Collect each line holding the string "uwaterloo".

=== Given records ===

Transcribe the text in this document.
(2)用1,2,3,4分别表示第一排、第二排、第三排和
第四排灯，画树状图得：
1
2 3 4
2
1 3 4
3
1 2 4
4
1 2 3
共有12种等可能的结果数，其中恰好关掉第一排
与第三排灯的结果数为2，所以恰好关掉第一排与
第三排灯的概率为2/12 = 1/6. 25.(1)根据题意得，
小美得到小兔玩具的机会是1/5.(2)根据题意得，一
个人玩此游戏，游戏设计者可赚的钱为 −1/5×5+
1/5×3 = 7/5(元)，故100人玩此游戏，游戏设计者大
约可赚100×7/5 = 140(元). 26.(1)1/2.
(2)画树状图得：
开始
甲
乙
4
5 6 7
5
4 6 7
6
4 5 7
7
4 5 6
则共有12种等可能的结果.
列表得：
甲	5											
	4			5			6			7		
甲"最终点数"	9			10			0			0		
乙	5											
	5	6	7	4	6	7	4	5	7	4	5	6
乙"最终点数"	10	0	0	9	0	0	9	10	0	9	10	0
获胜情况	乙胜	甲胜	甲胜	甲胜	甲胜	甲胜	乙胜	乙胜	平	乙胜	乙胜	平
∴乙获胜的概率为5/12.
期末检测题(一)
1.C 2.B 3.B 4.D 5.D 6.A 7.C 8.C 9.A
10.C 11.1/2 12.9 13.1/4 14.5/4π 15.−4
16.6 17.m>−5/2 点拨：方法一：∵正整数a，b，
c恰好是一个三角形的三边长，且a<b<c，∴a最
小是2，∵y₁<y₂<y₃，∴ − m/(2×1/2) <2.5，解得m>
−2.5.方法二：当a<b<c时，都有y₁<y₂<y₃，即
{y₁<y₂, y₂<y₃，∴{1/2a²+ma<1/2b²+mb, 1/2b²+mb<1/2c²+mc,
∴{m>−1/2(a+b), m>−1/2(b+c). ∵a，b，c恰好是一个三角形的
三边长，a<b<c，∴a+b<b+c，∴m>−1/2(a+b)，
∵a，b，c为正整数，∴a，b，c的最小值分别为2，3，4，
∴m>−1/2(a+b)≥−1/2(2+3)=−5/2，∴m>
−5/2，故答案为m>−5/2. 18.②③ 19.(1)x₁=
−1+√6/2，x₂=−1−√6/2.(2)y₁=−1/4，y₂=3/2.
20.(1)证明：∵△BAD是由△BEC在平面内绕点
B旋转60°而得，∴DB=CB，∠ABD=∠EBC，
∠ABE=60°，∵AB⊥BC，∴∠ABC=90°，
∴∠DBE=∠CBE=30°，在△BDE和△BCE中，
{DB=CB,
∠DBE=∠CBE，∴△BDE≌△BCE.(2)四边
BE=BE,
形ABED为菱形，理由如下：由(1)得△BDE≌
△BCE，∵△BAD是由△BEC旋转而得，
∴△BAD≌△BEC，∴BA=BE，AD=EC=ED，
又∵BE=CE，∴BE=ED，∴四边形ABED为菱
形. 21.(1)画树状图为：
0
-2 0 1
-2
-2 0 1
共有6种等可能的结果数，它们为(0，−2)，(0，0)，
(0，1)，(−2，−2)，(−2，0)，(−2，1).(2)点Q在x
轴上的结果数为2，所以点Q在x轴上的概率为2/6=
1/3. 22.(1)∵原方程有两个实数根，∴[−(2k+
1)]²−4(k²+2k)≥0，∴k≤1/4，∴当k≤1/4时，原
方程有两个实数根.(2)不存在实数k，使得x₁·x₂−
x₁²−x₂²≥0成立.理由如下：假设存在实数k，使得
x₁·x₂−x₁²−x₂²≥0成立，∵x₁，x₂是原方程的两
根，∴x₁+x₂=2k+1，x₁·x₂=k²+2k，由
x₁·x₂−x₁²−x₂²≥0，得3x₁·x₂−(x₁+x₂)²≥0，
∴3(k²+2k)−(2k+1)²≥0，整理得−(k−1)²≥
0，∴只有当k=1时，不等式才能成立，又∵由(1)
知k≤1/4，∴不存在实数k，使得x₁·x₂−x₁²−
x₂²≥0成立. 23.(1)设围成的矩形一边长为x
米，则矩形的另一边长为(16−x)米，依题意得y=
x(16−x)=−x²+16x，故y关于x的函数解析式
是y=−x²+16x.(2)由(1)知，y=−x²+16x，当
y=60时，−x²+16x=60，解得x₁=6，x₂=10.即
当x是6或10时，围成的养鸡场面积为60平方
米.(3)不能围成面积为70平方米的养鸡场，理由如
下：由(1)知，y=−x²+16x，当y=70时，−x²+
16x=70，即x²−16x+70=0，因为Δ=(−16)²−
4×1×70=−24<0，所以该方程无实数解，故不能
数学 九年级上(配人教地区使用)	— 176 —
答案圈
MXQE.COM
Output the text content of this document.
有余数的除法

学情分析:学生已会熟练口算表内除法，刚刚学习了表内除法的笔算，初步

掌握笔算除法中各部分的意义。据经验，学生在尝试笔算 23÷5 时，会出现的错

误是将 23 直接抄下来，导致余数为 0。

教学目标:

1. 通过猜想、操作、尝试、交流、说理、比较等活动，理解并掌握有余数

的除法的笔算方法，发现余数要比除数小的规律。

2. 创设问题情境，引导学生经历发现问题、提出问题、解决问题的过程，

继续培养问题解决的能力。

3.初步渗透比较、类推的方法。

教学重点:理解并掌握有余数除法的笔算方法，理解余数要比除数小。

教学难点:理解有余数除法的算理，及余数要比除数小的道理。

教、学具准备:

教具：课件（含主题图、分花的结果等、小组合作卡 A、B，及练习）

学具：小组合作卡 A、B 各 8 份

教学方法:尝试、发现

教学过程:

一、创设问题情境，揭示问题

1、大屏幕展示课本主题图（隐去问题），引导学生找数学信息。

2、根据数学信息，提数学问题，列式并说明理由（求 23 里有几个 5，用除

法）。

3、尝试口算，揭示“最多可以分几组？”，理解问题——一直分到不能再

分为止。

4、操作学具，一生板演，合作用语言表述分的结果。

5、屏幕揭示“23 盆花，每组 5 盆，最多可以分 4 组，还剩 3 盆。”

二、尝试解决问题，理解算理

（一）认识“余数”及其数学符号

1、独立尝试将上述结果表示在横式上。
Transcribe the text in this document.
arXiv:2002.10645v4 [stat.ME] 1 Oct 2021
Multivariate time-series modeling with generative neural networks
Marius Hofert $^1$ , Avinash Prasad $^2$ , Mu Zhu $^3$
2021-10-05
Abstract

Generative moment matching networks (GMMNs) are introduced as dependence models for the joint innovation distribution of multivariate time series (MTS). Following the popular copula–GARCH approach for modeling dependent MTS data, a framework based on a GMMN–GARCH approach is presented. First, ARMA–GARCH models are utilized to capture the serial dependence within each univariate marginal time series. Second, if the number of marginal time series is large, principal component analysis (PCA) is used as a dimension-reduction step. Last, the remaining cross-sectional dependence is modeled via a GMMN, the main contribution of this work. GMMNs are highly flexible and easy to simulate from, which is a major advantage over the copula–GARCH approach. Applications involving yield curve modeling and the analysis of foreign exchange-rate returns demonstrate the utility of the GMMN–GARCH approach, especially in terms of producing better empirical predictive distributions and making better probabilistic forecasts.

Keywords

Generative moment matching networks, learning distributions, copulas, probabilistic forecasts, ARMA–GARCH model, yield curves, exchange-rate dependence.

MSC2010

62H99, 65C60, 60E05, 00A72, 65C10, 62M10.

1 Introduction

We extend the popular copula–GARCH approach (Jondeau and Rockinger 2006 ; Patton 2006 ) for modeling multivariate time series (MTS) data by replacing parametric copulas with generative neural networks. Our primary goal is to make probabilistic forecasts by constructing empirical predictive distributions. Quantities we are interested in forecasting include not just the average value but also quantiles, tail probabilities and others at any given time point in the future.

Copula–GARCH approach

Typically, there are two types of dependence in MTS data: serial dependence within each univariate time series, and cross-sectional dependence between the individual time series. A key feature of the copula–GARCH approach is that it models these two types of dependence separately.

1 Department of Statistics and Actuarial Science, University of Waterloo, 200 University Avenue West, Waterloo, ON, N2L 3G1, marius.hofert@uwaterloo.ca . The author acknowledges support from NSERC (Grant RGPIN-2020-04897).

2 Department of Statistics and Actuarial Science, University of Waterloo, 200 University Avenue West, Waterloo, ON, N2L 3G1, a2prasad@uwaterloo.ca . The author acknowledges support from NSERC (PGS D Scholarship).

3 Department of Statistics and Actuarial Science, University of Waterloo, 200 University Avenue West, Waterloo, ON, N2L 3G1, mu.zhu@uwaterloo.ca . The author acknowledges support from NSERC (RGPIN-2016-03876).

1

===

[Answer to this problem]
1 Department of Statistics and Actuarial Science, University of Waterloo, 200 University Avenue West, Waterloo, ON, N2L 3G1, marius.hofert@uwaterloo.ca . The author acknowledges support from NSERC (Grant RGPIN-2020-04897).
2 Department of Statistics and Actuarial Science, University of Waterloo, 200 University Avenue West, Waterloo, ON, N2L 3G1, a2prasad@uwaterloo.ca . The author acknowledges support from NSERC (PGS D Scholarship).
3 Department of Statistics and Actuarial Science, University of Waterloo, 200 University Avenue West, Waterloo, ON, N2L 3G1, mu.zhu@uwaterloo.ca . The author acknowledges support from NSERC (RGPIN-2016-03876).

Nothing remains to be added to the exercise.